- Work to complete -
Make an exact copy of the data below, leaving out every picture.

Stored entries:
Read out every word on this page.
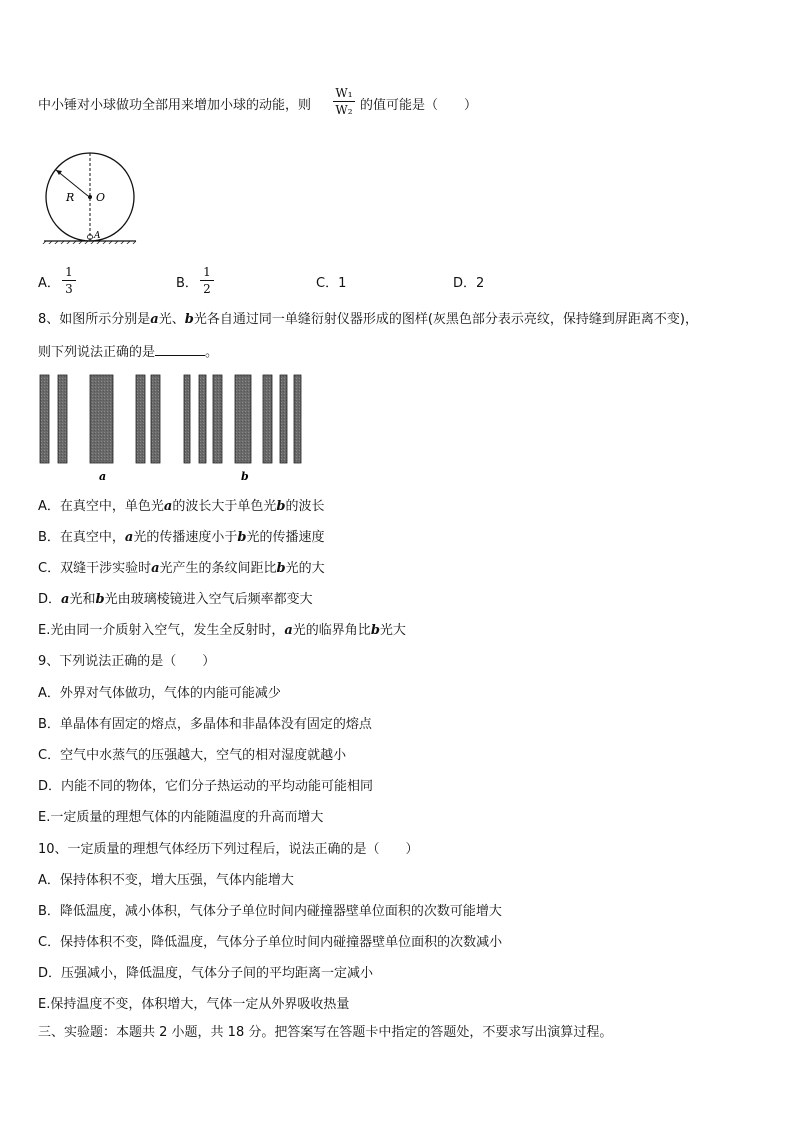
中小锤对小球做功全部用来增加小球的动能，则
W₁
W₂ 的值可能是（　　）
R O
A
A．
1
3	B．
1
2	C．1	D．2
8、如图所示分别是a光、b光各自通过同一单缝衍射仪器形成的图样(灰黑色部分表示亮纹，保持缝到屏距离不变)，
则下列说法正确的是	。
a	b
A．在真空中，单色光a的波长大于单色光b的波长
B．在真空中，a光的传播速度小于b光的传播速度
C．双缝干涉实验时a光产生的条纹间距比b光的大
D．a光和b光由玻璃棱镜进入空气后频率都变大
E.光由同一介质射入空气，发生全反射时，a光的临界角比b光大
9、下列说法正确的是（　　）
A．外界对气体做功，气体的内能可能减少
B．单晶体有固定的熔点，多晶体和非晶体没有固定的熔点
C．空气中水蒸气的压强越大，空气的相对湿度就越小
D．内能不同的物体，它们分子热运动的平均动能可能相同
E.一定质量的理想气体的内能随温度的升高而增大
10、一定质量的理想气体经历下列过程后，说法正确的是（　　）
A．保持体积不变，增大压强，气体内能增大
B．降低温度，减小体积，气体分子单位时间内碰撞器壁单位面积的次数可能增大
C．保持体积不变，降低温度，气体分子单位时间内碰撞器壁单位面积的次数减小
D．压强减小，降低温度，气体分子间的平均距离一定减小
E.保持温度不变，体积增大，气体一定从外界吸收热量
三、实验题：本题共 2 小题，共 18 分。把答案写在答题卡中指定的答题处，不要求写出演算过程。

- Task response -
Read out every word on this page.
中小锤对小球做功全部用来增加小球的动能，则
W₁
W₂ 的值可能是（　　）
R O
A
A．
1
3	B．
1
2	C．1	D．2
8、如图所示分别是a光、b光各自通过同一单缝衍射仪器形成的图样(灰黑色部分表示亮纹，保持缝到屏距离不变)，
则下列说法正确的是	。
a	b
A．在真空中，单色光a的波长大于单色光b的波长
B．在真空中，a光的传播速度小于b光的传播速度
C．双缝干涉实验时a光产生的条纹间距比b光的大
D．a光和b光由玻璃棱镜进入空气后频率都变大
E.光由同一介质射入空气，发生全反射时，a光的临界角比b光大
9、下列说法正确的是（　　）
A．外界对气体做功，气体的内能可能减少
B．单晶体有固定的熔点，多晶体和非晶体没有固定的熔点
C．空气中水蒸气的压强越大，空气的相对湿度就越小
D．内能不同的物体，它们分子热运动的平均动能可能相同
E.一定质量的理想气体的内能随温度的升高而增大
10、一定质量的理想气体经历下列过程后，说法正确的是（　　）
A．保持体积不变，增大压强，气体内能增大
B．降低温度，减小体积，气体分子单位时间内碰撞器壁单位面积的次数可能增大
C．保持体积不变，降低温度，气体分子单位时间内碰撞器壁单位面积的次数减小
D．压强减小，降低温度，气体分子间的平均距离一定减小
E.保持温度不变，体积增大，气体一定从外界吸收热量
三、实验题：本题共 2 小题，共 18 分。把答案写在答题卡中指定的答题处，不要求写出演算过程。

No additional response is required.